Instructions to follow: A faithful transcription of all the data is required.

::: Dataset extract :::

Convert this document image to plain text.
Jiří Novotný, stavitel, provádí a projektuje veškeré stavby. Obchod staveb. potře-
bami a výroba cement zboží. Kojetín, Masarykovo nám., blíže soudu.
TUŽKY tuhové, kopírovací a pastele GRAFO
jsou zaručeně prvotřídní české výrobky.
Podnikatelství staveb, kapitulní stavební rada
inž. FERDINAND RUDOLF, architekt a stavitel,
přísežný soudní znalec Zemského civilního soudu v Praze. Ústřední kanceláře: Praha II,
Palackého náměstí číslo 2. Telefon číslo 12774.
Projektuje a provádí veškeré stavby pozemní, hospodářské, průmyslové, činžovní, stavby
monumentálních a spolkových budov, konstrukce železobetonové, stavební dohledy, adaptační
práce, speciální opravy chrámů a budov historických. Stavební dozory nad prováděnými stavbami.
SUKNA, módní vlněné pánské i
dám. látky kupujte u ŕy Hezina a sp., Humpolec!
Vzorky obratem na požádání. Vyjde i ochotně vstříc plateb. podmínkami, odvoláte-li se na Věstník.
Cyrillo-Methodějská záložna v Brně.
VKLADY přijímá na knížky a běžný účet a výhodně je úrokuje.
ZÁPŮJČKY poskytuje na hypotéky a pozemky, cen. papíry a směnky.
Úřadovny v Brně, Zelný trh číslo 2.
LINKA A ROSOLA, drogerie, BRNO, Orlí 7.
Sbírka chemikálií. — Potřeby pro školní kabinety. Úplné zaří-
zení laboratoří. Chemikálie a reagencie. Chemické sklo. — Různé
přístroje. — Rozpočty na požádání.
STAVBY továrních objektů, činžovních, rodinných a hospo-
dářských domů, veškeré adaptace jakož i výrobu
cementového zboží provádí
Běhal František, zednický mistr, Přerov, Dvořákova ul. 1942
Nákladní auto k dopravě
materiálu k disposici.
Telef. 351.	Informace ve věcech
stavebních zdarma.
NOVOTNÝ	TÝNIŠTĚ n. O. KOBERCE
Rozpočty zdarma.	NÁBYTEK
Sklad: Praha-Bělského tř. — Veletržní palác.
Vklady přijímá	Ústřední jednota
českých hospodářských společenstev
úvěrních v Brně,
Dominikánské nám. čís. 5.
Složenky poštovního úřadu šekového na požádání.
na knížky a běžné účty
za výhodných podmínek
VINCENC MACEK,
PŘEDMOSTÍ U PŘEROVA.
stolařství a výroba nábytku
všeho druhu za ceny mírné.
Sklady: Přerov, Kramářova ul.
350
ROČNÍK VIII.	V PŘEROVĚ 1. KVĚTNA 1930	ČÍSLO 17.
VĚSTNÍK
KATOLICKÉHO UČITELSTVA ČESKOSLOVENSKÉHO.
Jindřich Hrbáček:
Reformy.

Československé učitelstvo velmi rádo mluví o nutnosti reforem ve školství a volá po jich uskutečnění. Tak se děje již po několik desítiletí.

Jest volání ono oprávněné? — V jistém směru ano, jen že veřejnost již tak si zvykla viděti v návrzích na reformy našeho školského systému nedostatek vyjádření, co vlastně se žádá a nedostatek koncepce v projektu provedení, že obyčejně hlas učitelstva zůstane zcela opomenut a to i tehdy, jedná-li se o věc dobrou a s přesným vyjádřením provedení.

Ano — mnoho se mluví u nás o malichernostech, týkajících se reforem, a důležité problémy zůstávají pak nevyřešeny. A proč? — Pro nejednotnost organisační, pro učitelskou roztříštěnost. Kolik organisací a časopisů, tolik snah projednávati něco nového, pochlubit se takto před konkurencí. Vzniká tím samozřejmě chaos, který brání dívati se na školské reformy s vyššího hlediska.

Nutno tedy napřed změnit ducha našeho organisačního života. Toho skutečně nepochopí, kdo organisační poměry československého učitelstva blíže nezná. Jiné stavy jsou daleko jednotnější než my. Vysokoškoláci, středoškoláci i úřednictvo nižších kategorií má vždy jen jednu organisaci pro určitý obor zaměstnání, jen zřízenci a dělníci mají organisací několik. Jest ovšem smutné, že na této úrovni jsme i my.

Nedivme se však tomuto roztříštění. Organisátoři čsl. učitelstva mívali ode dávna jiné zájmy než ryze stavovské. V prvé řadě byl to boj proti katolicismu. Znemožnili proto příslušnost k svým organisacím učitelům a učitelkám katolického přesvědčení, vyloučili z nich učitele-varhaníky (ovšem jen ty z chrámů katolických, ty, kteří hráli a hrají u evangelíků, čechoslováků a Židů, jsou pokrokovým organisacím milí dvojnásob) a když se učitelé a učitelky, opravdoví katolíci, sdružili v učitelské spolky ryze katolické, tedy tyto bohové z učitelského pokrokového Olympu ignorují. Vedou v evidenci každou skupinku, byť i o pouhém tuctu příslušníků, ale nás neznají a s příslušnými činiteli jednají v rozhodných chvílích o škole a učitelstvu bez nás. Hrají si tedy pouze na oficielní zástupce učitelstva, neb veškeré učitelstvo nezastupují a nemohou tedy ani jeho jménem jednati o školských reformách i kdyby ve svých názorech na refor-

:::

Task response:
Convert this document image to plain text.
Jiří Novotný, stavitel, provádí a projektuje veškeré stavby. Obchod staveb. potře-
bami a výroba cement zboží. Kojetín, Masarykovo nám., blíže soudu.
TUŽKY tuhové, kopírovací a pastele GRAFO
jsou zaručeně prvotřídní české výrobky.
Podnikatelství staveb, kapitulní stavební rada
inž. FERDINAND RUDOLF, architekt a stavitel,
přísežný soudní znalec Zemského civilního soudu v Praze. Ústřední kanceláře: Praha II,
Palackého náměstí číslo 2. Telefon číslo 12774.
Projektuje a provádí veškeré stavby pozemní, hospodářské, průmyslové, činžovní, stavby
monumentálních a spolkových budov, konstrukce železobetonové, stavební dohledy, adaptační
práce, speciální opravy chrámů a budov historických. Stavební dozory nad prováděnými stavbami.
SUKNA, módní vlněné pánské i
dám. látky kupujte u ŕy Hezina a sp., Humpolec!
Vzorky obratem na požádání. Vyjde i ochotně vstříc plateb. podmínkami, odvoláte-li se na Věstník.
Cyrillo-Methodějská záložna v Brně.
VKLADY přijímá na knížky a běžný účet a výhodně je úrokuje.
ZÁPŮJČKY poskytuje na hypotéky a pozemky, cen. papíry a směnky.
Úřadovny v Brně, Zelný trh číslo 2.
LINKA A ROSOLA, drogerie, BRNO, Orlí 7.
Sbírka chemikálií. — Potřeby pro školní kabinety. Úplné zaří-
zení laboratoří. Chemikálie a reagencie. Chemické sklo. — Různé
přístroje. — Rozpočty na požádání.
STAVBY továrních objektů, činžovních, rodinných a hospo-
dářských domů, veškeré adaptace jakož i výrobu
cementového zboží provádí
Běhal František, zednický mistr, Přerov, Dvořákova ul. 1942
Nákladní auto k dopravě
materiálu k disposici.
Telef. 351.	Informace ve věcech
stavebních zdarma.
NOVOTNÝ	TÝNIŠTĚ n. O. KOBERCE
Rozpočty zdarma.	NÁBYTEK
Sklad: Praha-Bělského tř. — Veletržní palác.
Vklady přijímá	Ústřední jednota
českých hospodářských společenstev
úvěrních v Brně,
Dominikánské nám. čís. 5.
Složenky poštovního úřadu šekového na požádání.
na knížky a běžné účty
za výhodných podmínek
VINCENC MACEK,
PŘEDMOSTÍ U PŘEROVA.
stolařství a výroba nábytku
všeho druhu za ceny mírné.
Sklady: Přerov, Kramářova ul.
350
ROČNÍK VIII.	V PŘEROVĚ 1. KVĚTNA 1930	ČÍSLO 17.
VĚSTNÍK
KATOLICKÉHO UČITELSTVA ČESKOSLOVENSKÉHO.
Jindřich Hrbáček:
Reformy.

Československé učitelstvo velmi rádo mluví o nutnosti reforem ve školství a volá po jich uskutečnění. Tak se děje již po několik desítiletí.

Jest volání ono oprávněné? — V jistém směru ano, jen že veřejnost již tak si zvykla viděti v návrzích na reformy našeho školského systému nedostatek vyjádření, co vlastně se žádá a nedostatek koncepce v projektu provedení, že obyčejně hlas učitelstva zůstane zcela opomenut a to i tehdy, jedná-li se o věc dobrou a s přesným vyjádřením provedení.

Ano — mnoho se mluví u nás o malichernostech, týkajících se reforem, a důležité problémy zůstávají pak nevyřešeny. A proč? — Pro nejednotnost organisační, pro učitelskou roztříštěnost. Kolik organisací a časopisů, tolik snah projednávati něco nového, pochlubit se takto před konkurencí. Vzniká tím samozřejmě chaos, který brání dívati se na školské reformy s vyššího hlediska.

Nutno tedy napřed změnit ducha našeho organisačního života. Toho skutečně nepochopí, kdo organisační poměry československého učitelstva blíže nezná. Jiné stavy jsou daleko jednotnější než my. Vysokoškoláci, středoškoláci i úřednictvo nižších kategorií má vždy jen jednu organisaci pro určitý obor zaměstnání, jen zřízenci a dělníci mají organisací několik. Jest ovšem smutné, že na této úrovni jsme i my.

Nedivme se však tomuto roztříštění. Organisátoři čsl. učitelstva mívali ode dávna jiné zájmy než ryze stavovské. V prvé řadě byl to boj proti katolicismu. Znemožnili proto příslušnost k svým organisacím učitelům a učitelkám katolického přesvědčení, vyloučili z nich učitele-varhaníky (ovšem jen ty z chrámů katolických, ty, kteří hráli a hrají u evangelíků, čechoslováků a Židů, jsou pokrokovým organisacím milí dvojnásob) a když se učitelé a učitelky, opravdoví katolíci, sdružili v učitelské spolky ryze katolické, tedy tyto bohové z učitelského pokrokového Olympu ignorují. Vedou v evidenci každou skupinku, byť i o pouhém tuctu příslušníků, ale nás neznají a s příslušnými činiteli jednají v rozhodných chvílích o škole a učitelstvu bez nás. Hrají si tedy pouze na oficielní zástupce učitelstva, neb veškeré učitelstvo nezastupují a nemohou tedy ani jeho jménem jednati o školských reformách i kdyby ve svých názorech na refor-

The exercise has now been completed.